Copy out all the data, word for word.

§

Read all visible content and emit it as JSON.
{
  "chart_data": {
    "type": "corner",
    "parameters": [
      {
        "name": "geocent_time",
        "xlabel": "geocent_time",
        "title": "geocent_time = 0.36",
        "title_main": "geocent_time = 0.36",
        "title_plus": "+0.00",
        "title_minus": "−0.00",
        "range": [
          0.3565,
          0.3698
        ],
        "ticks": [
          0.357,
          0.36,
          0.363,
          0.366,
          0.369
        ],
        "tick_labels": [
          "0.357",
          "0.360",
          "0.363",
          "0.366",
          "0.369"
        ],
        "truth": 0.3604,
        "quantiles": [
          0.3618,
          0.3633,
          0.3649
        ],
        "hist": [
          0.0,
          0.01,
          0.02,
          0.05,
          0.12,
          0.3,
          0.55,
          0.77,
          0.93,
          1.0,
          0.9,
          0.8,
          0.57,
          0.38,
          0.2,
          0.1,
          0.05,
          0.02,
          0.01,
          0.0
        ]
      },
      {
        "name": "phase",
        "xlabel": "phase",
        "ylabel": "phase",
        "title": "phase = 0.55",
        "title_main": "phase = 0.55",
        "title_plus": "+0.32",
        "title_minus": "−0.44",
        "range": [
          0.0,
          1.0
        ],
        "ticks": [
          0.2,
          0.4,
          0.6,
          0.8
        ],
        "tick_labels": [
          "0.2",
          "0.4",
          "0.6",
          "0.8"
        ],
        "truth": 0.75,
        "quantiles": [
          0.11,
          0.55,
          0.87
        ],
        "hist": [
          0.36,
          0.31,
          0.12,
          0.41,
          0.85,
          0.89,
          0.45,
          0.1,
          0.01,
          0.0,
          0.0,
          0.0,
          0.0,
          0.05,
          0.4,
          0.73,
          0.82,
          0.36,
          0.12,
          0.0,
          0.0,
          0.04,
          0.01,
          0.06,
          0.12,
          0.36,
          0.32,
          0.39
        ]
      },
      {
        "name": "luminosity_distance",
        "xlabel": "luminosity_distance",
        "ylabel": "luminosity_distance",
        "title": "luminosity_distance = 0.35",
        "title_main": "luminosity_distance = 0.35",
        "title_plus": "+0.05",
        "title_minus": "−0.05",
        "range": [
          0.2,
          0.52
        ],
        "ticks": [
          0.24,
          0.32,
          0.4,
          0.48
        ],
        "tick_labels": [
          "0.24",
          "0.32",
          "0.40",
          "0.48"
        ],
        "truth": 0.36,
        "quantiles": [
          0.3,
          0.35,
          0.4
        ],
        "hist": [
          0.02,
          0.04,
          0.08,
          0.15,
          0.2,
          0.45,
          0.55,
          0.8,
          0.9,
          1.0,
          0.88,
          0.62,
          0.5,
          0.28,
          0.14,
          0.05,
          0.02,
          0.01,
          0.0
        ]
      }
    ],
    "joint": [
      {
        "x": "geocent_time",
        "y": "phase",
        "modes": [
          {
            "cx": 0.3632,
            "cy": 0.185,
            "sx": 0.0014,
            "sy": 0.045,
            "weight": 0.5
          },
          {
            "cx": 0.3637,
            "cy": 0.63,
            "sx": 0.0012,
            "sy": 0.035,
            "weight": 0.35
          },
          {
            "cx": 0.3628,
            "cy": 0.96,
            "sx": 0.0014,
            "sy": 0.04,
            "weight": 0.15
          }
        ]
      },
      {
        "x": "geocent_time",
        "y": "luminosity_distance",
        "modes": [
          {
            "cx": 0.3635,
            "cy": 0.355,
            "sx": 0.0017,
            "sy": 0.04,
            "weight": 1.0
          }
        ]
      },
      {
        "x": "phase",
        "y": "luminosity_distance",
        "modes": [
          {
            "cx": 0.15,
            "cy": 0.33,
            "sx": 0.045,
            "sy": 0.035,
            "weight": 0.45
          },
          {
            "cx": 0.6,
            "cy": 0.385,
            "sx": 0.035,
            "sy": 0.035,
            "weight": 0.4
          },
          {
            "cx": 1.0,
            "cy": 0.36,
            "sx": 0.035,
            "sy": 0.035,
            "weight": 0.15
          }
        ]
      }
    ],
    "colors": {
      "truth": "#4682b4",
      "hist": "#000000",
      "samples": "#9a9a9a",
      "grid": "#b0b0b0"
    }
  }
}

§

**Expected answer**
Read all visible content and emit it as JSON.
{
  "chart_data": {
    "type": "corner",
    "parameters": [
      {
        "name": "geocent_time",
        "xlabel": "geocent_time",
        "title": "geocent_time = 0.36",
        "title_main": "geocent_time = 0.36",
        "title_plus": "+0.00",
        "title_minus": "−0.00",
        "range": [
          0.3565,
          0.3698
        ],
        "ticks": [
          0.357,
          0.36,
          0.363,
          0.366,
          0.369
        ],
        "tick_labels": [
          "0.357",
          "0.360",
          "0.363",
          "0.366",
          "0.369"
        ],
        "truth": 0.3604,
        "quantiles": [
          0.3618,
          0.3633,
          0.3649
        ],
        "hist": [
          0.0,
          0.01,
          0.02,
          0.05,
          0.12,
          0.3,
          0.55,
          0.77,
          0.93,
          1.0,
          0.9,
          0.8,
          0.57,
          0.38,
          0.2,
          0.1,
          0.05,
          0.02,
          0.01,
          0.0
        ]
      },
      {
        "name": "phase",
        "xlabel": "phase",
        "ylabel": "phase",
        "title": "phase = 0.55",
        "title_main": "phase = 0.55",
        "title_plus": "+0.32",
        "title_minus": "−0.44",
        "range": [
          0.0,
          1.0
        ],
        "ticks": [
          0.2,
          0.4,
          0.6,
          0.8
        ],
        "tick_labels": [
          "0.2",
          "0.4",
          "0.6",
          "0.8"
        ],
        "truth": 0.75,
        "quantiles": [
          0.11,
          0.55,
          0.87
        ],
        "hist": [
          0.36,
          0.31,
          0.12,
          0.41,
          0.85,
          0.89,
          0.45,
          0.1,
          0.01,
          0.0,
          0.0,
          0.0,
          0.0,
          0.05,
          0.4,
          0.73,
          0.82,
          0.36,
          0.12,
          0.0,
          0.0,
          0.04,
          0.01,
          0.06,
          0.12,
          0.36,
          0.32,
          0.39
        ]
      },
      {
        "name": "luminosity_distance",
        "xlabel": "luminosity_distance",
        "ylabel": "luminosity_distance",
        "title": "luminosity_distance = 0.35",
        "title_main": "luminosity_distance = 0.35",
        "title_plus": "+0.05",
        "title_minus": "−0.05",
        "range": [
          0.2,
          0.52
        ],
        "ticks": [
          0.24,
          0.32,
          0.4,
          0.48
        ],
        "tick_labels": [
          "0.24",
          "0.32",
          "0.40",
          "0.48"
        ],
        "truth": 0.36,
        "quantiles": [
          0.3,
          0.35,
          0.4
        ],
        "hist": [
          0.02,
          0.04,
          0.08,
          0.15,
          0.2,
          0.45,
          0.55,
          0.8,
          0.9,
          1.0,
          0.88,
          0.62,
          0.5,
          0.28,
          0.14,
          0.05,
          0.02,
          0.01,
          0.0
        ]
      }
    ],
    "joint": [
      {
        "x": "geocent_time",
        "y": "phase",
        "modes": [
          {
            "cx": 0.3632,
            "cy": 0.185,
            "sx": 0.0014,
            "sy": 0.045,
            "weight": 0.5
          },
          {
            "cx": 0.3637,
            "cy": 0.63,
            "sx": 0.0012,
            "sy": 0.035,
            "weight": 0.35
          },
          {
            "cx": 0.3628,
            "cy": 0.96,
            "sx": 0.0014,
            "sy": 0.04,
            "weight": 0.15
          }
        ]
      },
      {
        "x": "geocent_time",
        "y": "luminosity_distance",
        "modes": [
          {
            "cx": 0.3635,
            "cy": 0.355,
            "sx": 0.0017,
            "sy": 0.04,
            "weight": 1.0
          }
        ]
      },
      {
        "x": "phase",
        "y": "luminosity_distance",
        "modes": [
          {
            "cx": 0.15,
            "cy": 0.33,
            "sx": 0.045,
            "sy": 0.035,
            "weight": 0.45
          },
          {
            "cx": 0.6,
            "cy": 0.385,
            "sx": 0.035,
            "sy": 0.035,
            "weight": 0.4
          },
          {
            "cx": 1.0,
            "cy": 0.36,
            "sx": 0.035,
            "sy": 0.035,
            "weight": 0.15
          }
        ]
      }
    ],
    "colors": {
      "truth": "#4682b4",
      "hist": "#000000",
      "samples": "#9a9a9a",
      "grid": "#b0b0b0"
    }
  }
}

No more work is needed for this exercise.